Instructions for the task: Each entry below must be repeated word for word.

Source data:

============

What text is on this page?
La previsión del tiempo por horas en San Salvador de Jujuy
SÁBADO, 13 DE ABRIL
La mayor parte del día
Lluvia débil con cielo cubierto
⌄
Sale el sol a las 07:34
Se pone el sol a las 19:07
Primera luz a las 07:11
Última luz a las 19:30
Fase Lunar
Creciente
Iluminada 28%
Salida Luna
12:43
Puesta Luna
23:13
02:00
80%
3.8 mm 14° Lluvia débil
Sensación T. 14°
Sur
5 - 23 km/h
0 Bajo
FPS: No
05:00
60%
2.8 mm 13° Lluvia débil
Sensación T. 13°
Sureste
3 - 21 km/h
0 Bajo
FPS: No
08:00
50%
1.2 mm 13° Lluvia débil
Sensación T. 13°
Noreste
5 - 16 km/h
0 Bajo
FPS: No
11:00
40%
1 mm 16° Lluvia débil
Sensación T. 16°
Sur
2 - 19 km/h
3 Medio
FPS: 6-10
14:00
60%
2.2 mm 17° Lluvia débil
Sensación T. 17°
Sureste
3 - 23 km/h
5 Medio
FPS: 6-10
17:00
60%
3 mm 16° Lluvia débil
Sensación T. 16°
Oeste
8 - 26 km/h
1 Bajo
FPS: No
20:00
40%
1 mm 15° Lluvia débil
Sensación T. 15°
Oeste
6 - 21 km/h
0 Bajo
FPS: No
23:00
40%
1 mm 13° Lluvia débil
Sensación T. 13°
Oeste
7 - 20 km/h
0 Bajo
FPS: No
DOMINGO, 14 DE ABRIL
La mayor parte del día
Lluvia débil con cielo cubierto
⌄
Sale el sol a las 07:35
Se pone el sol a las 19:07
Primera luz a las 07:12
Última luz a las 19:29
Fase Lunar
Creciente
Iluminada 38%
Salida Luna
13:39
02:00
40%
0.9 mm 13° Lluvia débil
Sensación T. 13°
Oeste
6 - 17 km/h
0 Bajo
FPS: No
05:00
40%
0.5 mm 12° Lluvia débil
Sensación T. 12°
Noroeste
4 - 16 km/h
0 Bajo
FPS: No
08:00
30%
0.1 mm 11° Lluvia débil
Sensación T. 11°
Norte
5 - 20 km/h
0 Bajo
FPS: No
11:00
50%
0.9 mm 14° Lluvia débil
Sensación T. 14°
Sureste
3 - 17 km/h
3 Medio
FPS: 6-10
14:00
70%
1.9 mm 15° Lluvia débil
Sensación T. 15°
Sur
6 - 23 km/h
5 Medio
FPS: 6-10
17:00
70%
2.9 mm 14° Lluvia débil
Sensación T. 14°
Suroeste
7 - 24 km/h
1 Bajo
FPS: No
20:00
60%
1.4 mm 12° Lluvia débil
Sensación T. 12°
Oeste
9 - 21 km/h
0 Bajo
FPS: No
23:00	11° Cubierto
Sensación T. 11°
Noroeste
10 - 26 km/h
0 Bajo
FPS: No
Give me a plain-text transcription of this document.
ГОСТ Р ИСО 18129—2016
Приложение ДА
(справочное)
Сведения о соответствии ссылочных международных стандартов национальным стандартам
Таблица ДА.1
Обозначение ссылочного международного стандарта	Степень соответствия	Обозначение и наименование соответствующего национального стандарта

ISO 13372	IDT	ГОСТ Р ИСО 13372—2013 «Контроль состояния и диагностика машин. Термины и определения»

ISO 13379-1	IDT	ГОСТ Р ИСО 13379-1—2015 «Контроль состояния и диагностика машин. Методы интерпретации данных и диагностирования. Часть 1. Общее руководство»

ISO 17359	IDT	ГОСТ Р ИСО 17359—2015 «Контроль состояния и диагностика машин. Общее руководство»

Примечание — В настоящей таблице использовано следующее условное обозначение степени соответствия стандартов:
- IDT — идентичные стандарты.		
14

============

Exercise output:
What text is on this page?
La previsión del tiempo por horas en San Salvador de Jujuy
SÁBADO, 13 DE ABRIL
La mayor parte del día
Lluvia débil con cielo cubierto
⌄
Sale el sol a las 07:34
Se pone el sol a las 19:07
Primera luz a las 07:11
Última luz a las 19:30
Fase Lunar
Creciente
Iluminada 28%
Salida Luna
12:43
Puesta Luna
23:13
02:00
80%
3.8 mm 14° Lluvia débil
Sensación T. 14°
Sur
5 - 23 km/h
0 Bajo
FPS: No
05:00
60%
2.8 mm 13° Lluvia débil
Sensación T. 13°
Sureste
3 - 21 km/h
0 Bajo
FPS: No
08:00
50%
1.2 mm 13° Lluvia débil
Sensación T. 13°
Noreste
5 - 16 km/h
0 Bajo
FPS: No
11:00
40%
1 mm 16° Lluvia débil
Sensación T. 16°
Sur
2 - 19 km/h
3 Medio
FPS: 6-10
14:00
60%
2.2 mm 17° Lluvia débil
Sensación T. 17°
Sureste
3 - 23 km/h
5 Medio
FPS: 6-10
17:00
60%
3 mm 16° Lluvia débil
Sensación T. 16°
Oeste
8 - 26 km/h
1 Bajo
FPS: No
20:00
40%
1 mm 15° Lluvia débil
Sensación T. 15°
Oeste
6 - 21 km/h
0 Bajo
FPS: No
23:00
40%
1 mm 13° Lluvia débil
Sensación T. 13°
Oeste
7 - 20 km/h
0 Bajo
FPS: No
DOMINGO, 14 DE ABRIL
La mayor parte del día
Lluvia débil con cielo cubierto
⌄
Sale el sol a las 07:35
Se pone el sol a las 19:07
Primera luz a las 07:12
Última luz a las 19:29
Fase Lunar
Creciente
Iluminada 38%
Salida Luna
13:39
02:00
40%
0.9 mm 13° Lluvia débil
Sensación T. 13°
Oeste
6 - 17 km/h
0 Bajo
FPS: No
05:00
40%
0.5 mm 12° Lluvia débil
Sensación T. 12°
Noroeste
4 - 16 km/h
0 Bajo
FPS: No
08:00
30%
0.1 mm 11° Lluvia débil
Sensación T. 11°
Norte
5 - 20 km/h
0 Bajo
FPS: No
11:00
50%
0.9 mm 14° Lluvia débil
Sensación T. 14°
Sureste
3 - 17 km/h
3 Medio
FPS: 6-10
14:00
70%
1.9 mm 15° Lluvia débil
Sensación T. 15°
Sur
6 - 23 km/h
5 Medio
FPS: 6-10
17:00
70%
2.9 mm 14° Lluvia débil
Sensación T. 14°
Suroeste
7 - 24 km/h
1 Bajo
FPS: No
20:00
60%
1.4 mm 12° Lluvia débil
Sensación T. 12°
Oeste
9 - 21 km/h
0 Bajo
FPS: No
23:00	11° Cubierto
Sensación T. 11°
Noroeste
10 - 26 km/h
0 Bajo
FPS: No
Give me a plain-text transcription of this document.
ГОСТ Р ИСО 18129—2016
Приложение ДА
(справочное)
Сведения о соответствии ссылочных международных стандартов национальным стандартам
Таблица ДА.1
Обозначение ссылочного международного стандарта	Степень соответствия	Обозначение и наименование соответствующего национального стандарта

ISO 13372	IDT	ГОСТ Р ИСО 13372—2013 «Контроль состояния и диагностика машин. Термины и определения»

ISO 13379-1	IDT	ГОСТ Р ИСО 13379-1—2015 «Контроль состояния и диагностика машин. Методы интерпретации данных и диагностирования. Часть 1. Общее руководство»

ISO 17359	IDT	ГОСТ Р ИСО 17359—2015 «Контроль состояния и диагностика машин. Общее руководство»

Примечание — В настоящей таблице использовано следующее условное обозначение степени соответствия стандартов:
- IDT — идентичные стандарты.		
14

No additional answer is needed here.